[PROBLEM TO WORK ON]
Copy out the items word for word, starting with the first line and ending after the line that contains "x-tick-label: TF bbox=[285, 401, 309, 425]".

Annotated region listings:
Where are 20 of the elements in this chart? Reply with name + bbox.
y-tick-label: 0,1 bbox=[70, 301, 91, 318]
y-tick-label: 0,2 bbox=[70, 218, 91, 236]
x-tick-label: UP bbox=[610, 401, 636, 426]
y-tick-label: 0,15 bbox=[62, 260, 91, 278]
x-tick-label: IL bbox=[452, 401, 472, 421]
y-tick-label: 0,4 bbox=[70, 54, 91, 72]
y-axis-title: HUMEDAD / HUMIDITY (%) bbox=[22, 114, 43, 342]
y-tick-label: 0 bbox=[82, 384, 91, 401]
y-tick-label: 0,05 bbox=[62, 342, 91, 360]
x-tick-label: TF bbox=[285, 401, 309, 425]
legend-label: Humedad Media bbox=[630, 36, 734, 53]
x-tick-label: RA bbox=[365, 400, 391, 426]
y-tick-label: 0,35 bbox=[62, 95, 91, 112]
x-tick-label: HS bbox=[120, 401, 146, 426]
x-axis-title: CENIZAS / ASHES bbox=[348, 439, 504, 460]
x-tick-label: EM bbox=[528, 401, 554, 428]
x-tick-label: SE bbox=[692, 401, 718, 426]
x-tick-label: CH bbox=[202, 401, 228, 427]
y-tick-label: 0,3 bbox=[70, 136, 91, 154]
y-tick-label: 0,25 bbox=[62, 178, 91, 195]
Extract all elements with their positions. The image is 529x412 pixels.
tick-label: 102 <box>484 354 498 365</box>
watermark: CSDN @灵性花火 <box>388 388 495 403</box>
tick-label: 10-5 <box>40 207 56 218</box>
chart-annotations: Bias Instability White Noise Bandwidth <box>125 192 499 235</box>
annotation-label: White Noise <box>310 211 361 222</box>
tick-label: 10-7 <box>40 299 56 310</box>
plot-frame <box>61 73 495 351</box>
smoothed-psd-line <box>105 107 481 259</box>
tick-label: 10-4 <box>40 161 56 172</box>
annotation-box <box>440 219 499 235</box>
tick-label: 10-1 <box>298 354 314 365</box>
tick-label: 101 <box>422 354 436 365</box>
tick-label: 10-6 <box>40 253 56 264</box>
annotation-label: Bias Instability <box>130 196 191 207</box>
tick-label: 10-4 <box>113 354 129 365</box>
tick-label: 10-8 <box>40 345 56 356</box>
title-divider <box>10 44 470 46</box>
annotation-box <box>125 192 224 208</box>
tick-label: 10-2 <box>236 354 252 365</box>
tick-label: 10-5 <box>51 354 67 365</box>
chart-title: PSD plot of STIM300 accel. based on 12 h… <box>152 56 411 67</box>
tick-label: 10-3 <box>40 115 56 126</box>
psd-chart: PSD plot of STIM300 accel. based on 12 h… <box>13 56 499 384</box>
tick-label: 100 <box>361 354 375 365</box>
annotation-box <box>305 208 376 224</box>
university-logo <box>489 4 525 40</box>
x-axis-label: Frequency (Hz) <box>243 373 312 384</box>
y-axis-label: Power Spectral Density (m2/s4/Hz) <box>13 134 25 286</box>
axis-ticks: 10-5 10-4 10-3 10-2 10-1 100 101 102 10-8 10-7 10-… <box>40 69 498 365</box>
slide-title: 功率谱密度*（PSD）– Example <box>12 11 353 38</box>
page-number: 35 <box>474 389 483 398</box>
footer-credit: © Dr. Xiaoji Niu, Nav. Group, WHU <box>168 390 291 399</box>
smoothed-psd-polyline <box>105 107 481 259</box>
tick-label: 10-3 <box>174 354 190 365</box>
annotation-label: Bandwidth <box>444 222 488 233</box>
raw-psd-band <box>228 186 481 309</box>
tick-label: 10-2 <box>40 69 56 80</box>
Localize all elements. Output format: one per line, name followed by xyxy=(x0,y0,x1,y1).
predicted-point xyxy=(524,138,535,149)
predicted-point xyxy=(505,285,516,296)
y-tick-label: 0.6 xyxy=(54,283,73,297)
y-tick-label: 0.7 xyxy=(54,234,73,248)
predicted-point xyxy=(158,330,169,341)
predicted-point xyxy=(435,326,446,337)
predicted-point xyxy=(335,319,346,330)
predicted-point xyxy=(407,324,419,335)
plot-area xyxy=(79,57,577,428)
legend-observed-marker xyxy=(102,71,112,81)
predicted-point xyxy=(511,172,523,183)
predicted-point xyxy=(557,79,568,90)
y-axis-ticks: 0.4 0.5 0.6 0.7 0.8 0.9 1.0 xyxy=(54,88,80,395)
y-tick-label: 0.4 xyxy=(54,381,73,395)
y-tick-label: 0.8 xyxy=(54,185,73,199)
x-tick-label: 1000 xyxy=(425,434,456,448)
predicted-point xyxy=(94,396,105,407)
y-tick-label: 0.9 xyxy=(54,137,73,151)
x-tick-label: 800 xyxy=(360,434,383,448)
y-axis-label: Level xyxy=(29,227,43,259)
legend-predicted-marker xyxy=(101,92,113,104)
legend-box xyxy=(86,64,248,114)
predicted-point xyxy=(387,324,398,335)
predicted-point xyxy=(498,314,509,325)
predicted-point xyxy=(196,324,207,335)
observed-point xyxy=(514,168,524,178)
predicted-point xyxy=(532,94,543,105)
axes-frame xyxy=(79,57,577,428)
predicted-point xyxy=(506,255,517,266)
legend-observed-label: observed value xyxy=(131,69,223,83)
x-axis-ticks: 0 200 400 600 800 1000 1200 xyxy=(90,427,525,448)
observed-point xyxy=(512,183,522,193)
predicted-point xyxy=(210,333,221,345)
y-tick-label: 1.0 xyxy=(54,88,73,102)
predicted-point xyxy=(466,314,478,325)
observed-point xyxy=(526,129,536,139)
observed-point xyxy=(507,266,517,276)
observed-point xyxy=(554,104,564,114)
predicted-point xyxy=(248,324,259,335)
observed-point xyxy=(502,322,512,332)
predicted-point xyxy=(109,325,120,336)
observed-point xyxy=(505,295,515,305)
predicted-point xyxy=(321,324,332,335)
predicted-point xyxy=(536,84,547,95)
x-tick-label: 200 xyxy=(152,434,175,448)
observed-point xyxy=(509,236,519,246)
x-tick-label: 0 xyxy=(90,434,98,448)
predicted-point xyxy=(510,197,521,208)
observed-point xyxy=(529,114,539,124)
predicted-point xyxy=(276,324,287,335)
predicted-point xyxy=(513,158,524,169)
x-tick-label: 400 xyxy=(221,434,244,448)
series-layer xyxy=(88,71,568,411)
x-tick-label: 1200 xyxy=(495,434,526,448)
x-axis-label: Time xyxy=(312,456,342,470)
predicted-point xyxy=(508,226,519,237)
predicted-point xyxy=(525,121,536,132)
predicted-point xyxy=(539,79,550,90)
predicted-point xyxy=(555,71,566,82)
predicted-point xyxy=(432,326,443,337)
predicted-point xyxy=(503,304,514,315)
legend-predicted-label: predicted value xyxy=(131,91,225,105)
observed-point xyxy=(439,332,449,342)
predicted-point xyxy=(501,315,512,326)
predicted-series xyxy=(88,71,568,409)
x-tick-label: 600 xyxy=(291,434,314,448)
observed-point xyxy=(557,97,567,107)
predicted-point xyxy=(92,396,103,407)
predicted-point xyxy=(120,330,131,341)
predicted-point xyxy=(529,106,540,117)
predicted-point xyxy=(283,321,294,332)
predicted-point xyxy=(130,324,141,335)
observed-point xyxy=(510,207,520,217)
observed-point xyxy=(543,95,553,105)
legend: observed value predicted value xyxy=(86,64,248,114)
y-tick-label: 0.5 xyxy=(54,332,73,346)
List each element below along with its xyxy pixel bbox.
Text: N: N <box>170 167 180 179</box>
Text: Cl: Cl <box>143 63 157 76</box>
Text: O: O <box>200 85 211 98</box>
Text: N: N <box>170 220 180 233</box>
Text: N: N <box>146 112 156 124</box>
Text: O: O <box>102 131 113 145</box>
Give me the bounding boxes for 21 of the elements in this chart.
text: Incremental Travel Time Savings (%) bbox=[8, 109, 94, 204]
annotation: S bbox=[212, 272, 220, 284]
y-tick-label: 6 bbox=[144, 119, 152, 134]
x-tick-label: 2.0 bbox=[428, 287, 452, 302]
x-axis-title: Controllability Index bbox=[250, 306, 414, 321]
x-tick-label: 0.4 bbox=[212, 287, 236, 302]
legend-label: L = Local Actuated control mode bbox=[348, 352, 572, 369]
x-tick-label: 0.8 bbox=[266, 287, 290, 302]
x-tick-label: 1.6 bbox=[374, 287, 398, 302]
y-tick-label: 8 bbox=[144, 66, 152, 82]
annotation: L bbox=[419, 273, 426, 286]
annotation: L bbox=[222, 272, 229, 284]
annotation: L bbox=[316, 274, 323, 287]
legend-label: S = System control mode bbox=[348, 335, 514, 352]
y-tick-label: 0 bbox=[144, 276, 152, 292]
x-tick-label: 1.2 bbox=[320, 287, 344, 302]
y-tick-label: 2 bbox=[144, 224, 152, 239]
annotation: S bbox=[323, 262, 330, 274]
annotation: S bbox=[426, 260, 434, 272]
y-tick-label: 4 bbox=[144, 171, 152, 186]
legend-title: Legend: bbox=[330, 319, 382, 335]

[FINISHED EXERCISE]
Where are 20 of the elements in this chart? Reply with name + bbox.
y-tick-label: 0,1 bbox=[70, 301, 91, 318]
y-tick-label: 0,2 bbox=[70, 218, 91, 236]
x-tick-label: UP bbox=[610, 401, 636, 426]
y-tick-label: 0,15 bbox=[62, 260, 91, 278]
x-tick-label: IL bbox=[452, 401, 472, 421]
y-tick-label: 0,4 bbox=[70, 54, 91, 72]
y-axis-title: HUMEDAD / HUMIDITY (%) bbox=[22, 114, 43, 342]
y-tick-label: 0 bbox=[82, 384, 91, 401]
y-tick-label: 0,05 bbox=[62, 342, 91, 360]
x-tick-label: TF bbox=[285, 401, 309, 425]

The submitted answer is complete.